WHAT THE TASK REQUIRES:
Answer from the Subedarganj railway station passage:
(a) Which railway operates the station?
(b) How many platforms does it have?
(c) What budget has been sanctioned to develop it as a terminal?

GIVEN PASSAGE:
--------------------
General information
- Location: Railway Colony, Subedarganj, Prayagraj, Uttar Pradesh India
- Coordinates: 25°26′25″N 81°47′24″E﻿ / ﻿25.4403°N 81.7899°E
- Elevation: 99 m (325 ft)
- System: Indian Railways station
- Owner: Indian Railways
- Operator: North Central Railway
- Platforms: 6 BG
- Tracks: 7 BG
- Connections: Taxi stand, auto stand

Construction
- Structure type: Standard (on-ground station)
- Parking: Available
- Cycle facilities: Available
- Accessible: ^{[citation needed]}

Other information
- Status: Active
- Station code: SFG

= Subedarganj railway station =

Railway station in Uttar Pradesh, India

Subedarganj railway station is an important railway station in Prayagraj district, Uttar Pradesh. Its code is SFG. It serves Prayagraj city. Railways has sanctioned a budget of ₹26 crore as part of its plan to develop the Subedarganj station, situated close to the North Central Railway headquarters in Prayagraj, as a full-fledged terminal, Minister of State, Manoj Sinha said. A new FOB will be completed by November. Prayagraj's neighbouring Subedarganj is being developed as terminal station with a provision of a new platform, new FOB, and extension of the existing platform.
--------------------
SOURCE INFORMATION:

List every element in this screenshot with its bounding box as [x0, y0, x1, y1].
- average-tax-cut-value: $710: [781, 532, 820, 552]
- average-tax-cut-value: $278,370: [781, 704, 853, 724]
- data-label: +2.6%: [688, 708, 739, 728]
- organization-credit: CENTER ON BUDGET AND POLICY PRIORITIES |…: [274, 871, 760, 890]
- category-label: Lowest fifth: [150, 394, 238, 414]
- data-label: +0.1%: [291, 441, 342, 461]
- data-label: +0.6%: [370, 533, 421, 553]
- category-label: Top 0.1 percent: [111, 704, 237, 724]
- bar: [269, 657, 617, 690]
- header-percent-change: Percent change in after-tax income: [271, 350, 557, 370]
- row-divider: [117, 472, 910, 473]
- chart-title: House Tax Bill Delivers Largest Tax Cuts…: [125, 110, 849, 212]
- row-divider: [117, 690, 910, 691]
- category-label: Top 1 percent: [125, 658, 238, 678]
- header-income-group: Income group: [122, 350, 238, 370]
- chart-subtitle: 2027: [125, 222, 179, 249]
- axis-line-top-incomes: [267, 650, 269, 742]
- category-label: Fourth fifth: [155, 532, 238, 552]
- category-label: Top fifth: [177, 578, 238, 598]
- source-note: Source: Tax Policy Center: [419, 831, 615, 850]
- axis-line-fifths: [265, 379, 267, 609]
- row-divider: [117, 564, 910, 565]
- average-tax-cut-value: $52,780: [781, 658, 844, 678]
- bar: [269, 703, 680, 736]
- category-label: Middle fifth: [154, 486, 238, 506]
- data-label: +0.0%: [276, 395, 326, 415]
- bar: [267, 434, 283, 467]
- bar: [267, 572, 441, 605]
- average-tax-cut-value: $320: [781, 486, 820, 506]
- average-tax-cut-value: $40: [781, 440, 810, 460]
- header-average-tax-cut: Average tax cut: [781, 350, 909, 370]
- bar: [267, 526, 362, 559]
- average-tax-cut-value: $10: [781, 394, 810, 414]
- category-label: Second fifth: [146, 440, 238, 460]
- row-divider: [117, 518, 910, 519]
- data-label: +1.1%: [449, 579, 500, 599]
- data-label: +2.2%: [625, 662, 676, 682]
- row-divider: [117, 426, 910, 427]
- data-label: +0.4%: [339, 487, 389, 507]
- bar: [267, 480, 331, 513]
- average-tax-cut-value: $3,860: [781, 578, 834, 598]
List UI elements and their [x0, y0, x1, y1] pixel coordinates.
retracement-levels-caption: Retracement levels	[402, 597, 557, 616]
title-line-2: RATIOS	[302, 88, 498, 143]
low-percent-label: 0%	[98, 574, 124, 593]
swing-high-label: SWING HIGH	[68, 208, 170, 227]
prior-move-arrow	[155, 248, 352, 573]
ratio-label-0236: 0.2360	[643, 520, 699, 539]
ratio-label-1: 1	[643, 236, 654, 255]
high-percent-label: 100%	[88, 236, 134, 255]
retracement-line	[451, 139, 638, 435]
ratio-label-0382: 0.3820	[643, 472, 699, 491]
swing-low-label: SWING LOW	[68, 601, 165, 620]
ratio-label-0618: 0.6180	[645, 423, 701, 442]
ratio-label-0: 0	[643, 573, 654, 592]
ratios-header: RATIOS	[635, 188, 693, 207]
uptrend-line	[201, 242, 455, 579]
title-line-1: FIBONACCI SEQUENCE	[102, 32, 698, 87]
--------------------
EXERCISE ANSWER:
(a) North Central Railway
(b) 6 BG
(c) ₹26 crore